Part of a data file:
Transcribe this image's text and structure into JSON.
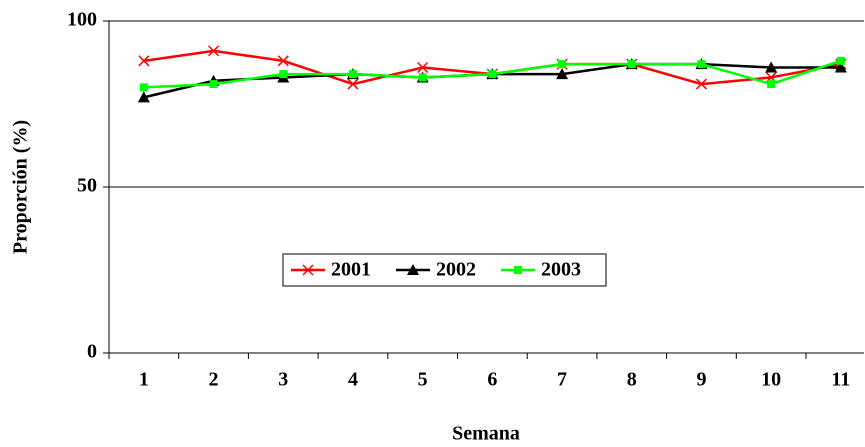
{
  "chart_data": {
    "type": "line",
    "x_label": "Semana",
    "y_label": "Proporción (%)",
    "categories": [
      "1",
      "2",
      "3",
      "4",
      "5",
      "6",
      "7",
      "8",
      "9",
      "10",
      "11"
    ],
    "series": [
      {
        "name": "2001",
        "color": "#ff0000",
        "marker": "x",
        "values": [
          88,
          91,
          88,
          81,
          86,
          84,
          87,
          87,
          81,
          83,
          87
        ]
      },
      {
        "name": "2002",
        "color": "#000000",
        "marker": "triangle",
        "values": [
          77,
          82,
          83,
          84,
          83,
          84,
          84,
          87,
          87,
          86,
          86
        ]
      },
      {
        "name": "2003",
        "color": "#00ff00",
        "marker": "square",
        "values": [
          80,
          81,
          84,
          84,
          83,
          84,
          87,
          87,
          87,
          81,
          88
        ]
      }
    ],
    "ylim": [
      0,
      100
    ],
    "yticks": [
      0,
      50,
      100
    ],
    "grid": true
  }
}
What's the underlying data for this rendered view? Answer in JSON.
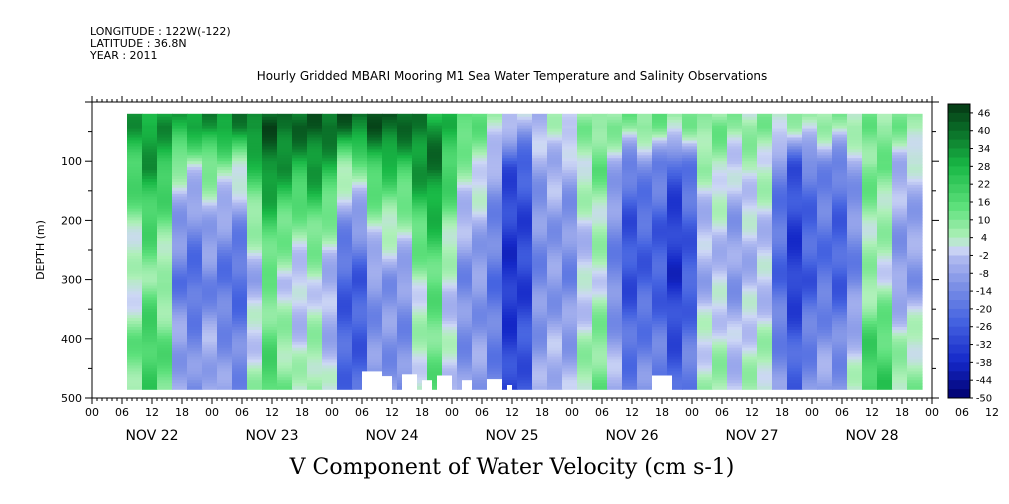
{
  "header": {
    "longitude": "LONGITUDE : 122W(-122)",
    "latitude": "LATITUDE : 36.8N",
    "year": "YEAR : 2011"
  },
  "chart_data": {
    "type": "heatmap",
    "title": "Hourly Gridded MBARI Mooring M1 Sea Water Temperature and Salinity Observations",
    "caption": "V Component of Water Velocity (cm s-1)",
    "ylabel": "DEPTH (m)",
    "ylim": [
      500,
      0
    ],
    "yticks": [
      100,
      200,
      300,
      400,
      500
    ],
    "xticks_hours": [
      "00",
      "06",
      "12",
      "18",
      "00",
      "06",
      "12",
      "18",
      "00",
      "06",
      "12",
      "18",
      "00",
      "06",
      "12",
      "18",
      "00",
      "06",
      "12",
      "18",
      "00",
      "06",
      "12",
      "18",
      "00",
      "06",
      "12",
      "18",
      "00",
      "06",
      "12",
      "18"
    ],
    "xday_labels": [
      "NOV 22",
      "NOV 23",
      "NOV 24",
      "NOV 25",
      "NOV 26",
      "NOV 27",
      "NOV 28"
    ],
    "data_extent": {
      "start_hour_of_nov22": 7,
      "end_hour_of_nov28": 21,
      "depth_top": 20,
      "depth_bottom": 485
    },
    "colorbar": {
      "labels": [
        "46",
        "40",
        "34",
        "28",
        "22",
        "16",
        "10",
        "4",
        "-2",
        "-8",
        "-14",
        "-20",
        "-26",
        "-32",
        "-38",
        "-44",
        "-50"
      ],
      "min": -50,
      "max": 49
    },
    "approx_field": {
      "description_values_cm_s": "coarse day-by-depth values",
      "days": [
        "NOV 22",
        "NOV 23",
        "NOV 24",
        "NOV 25",
        "NOV 26",
        "NOV 27",
        "NOV 28"
      ],
      "depths": [
        40,
        100,
        200,
        300,
        400,
        470
      ],
      "values": [
        [
          30,
          15,
          0,
          -8,
          4,
          2
        ],
        [
          40,
          22,
          2,
          -10,
          -5,
          0
        ],
        [
          44,
          30,
          10,
          -6,
          -8,
          -8
        ],
        [
          -4,
          -10,
          -14,
          -16,
          -12,
          -10
        ],
        [
          12,
          -6,
          -16,
          -18,
          -10,
          -6
        ],
        [
          6,
          -8,
          -14,
          -16,
          -10,
          -8
        ],
        [
          8,
          -6,
          -12,
          -14,
          0,
          4
        ]
      ]
    }
  }
}
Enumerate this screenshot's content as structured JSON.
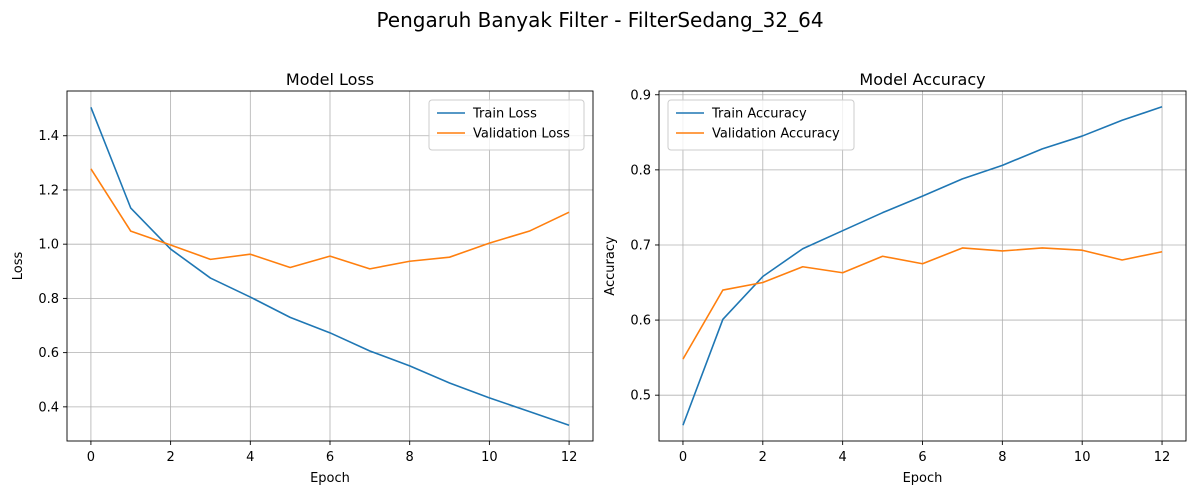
{
  "figure": {
    "suptitle": "Pengaruh Banyak Filter - FilterSedang_32_64"
  },
  "chart_data": [
    {
      "type": "line",
      "title": "Model Loss",
      "xlabel": "Epoch",
      "ylabel": "Loss",
      "xlim": [
        -0.6,
        12.6
      ],
      "ylim": [
        0.274,
        1.565
      ],
      "xticks": [
        0,
        2,
        4,
        6,
        8,
        10,
        12
      ],
      "yticks": [
        0.4,
        0.6,
        0.8,
        1.0,
        1.2,
        1.4
      ],
      "ytick_labels": [
        "0.4",
        "0.6",
        "0.8",
        "1.0",
        "1.2",
        "1.4"
      ],
      "grid": true,
      "legend": "top-right",
      "x": [
        0,
        1,
        2,
        3,
        4,
        5,
        6,
        7,
        8,
        9,
        10,
        11,
        12
      ],
      "series": [
        {
          "name": "Train Loss",
          "color": "#1f77b4",
          "values": [
            1.505,
            1.133,
            0.982,
            0.875,
            0.805,
            0.73,
            0.673,
            0.606,
            0.551,
            0.488,
            0.433,
            0.383,
            0.332
          ]
        },
        {
          "name": "Validation Loss",
          "color": "#ff7f0e",
          "values": [
            1.278,
            1.048,
            0.997,
            0.944,
            0.963,
            0.914,
            0.956,
            0.909,
            0.937,
            0.952,
            1.004,
            1.048,
            1.118
          ]
        }
      ]
    },
    {
      "type": "line",
      "title": "Model Accuracy",
      "xlabel": "Epoch",
      "ylabel": "Accuracy",
      "xlim": [
        -0.6,
        12.6
      ],
      "ylim": [
        0.439,
        0.905
      ],
      "xticks": [
        0,
        2,
        4,
        6,
        8,
        10,
        12
      ],
      "yticks": [
        0.5,
        0.6,
        0.7,
        0.8,
        0.9
      ],
      "ytick_labels": [
        "0.5",
        "0.6",
        "0.7",
        "0.8",
        "0.9"
      ],
      "grid": true,
      "legend": "top-left",
      "x": [
        0,
        1,
        2,
        3,
        4,
        5,
        6,
        7,
        8,
        9,
        10,
        11,
        12
      ],
      "series": [
        {
          "name": "Train Accuracy",
          "color": "#1f77b4",
          "values": [
            0.46,
            0.601,
            0.658,
            0.695,
            0.719,
            0.743,
            0.765,
            0.788,
            0.806,
            0.828,
            0.845,
            0.866,
            0.884
          ]
        },
        {
          "name": "Validation Accuracy",
          "color": "#ff7f0e",
          "values": [
            0.548,
            0.64,
            0.65,
            0.671,
            0.663,
            0.685,
            0.675,
            0.696,
            0.692,
            0.696,
            0.693,
            0.68,
            0.691
          ]
        }
      ]
    }
  ]
}
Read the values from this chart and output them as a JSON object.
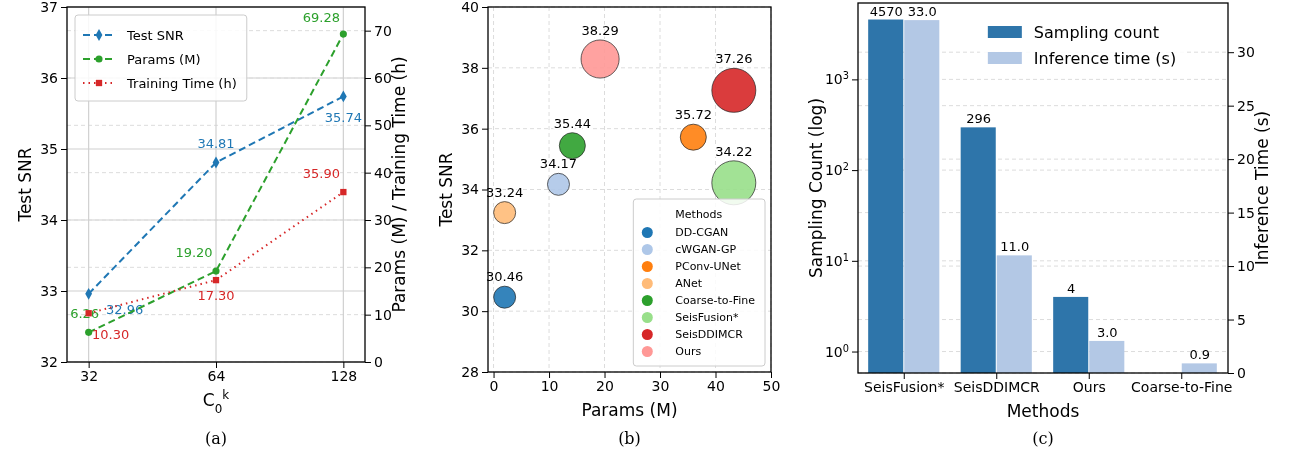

Work required:
In the listing above, find the lines holding the word "Model" and copy them.

Output of the exercise:
      "title": "Model Loss",
      "title": "Model Accuracy",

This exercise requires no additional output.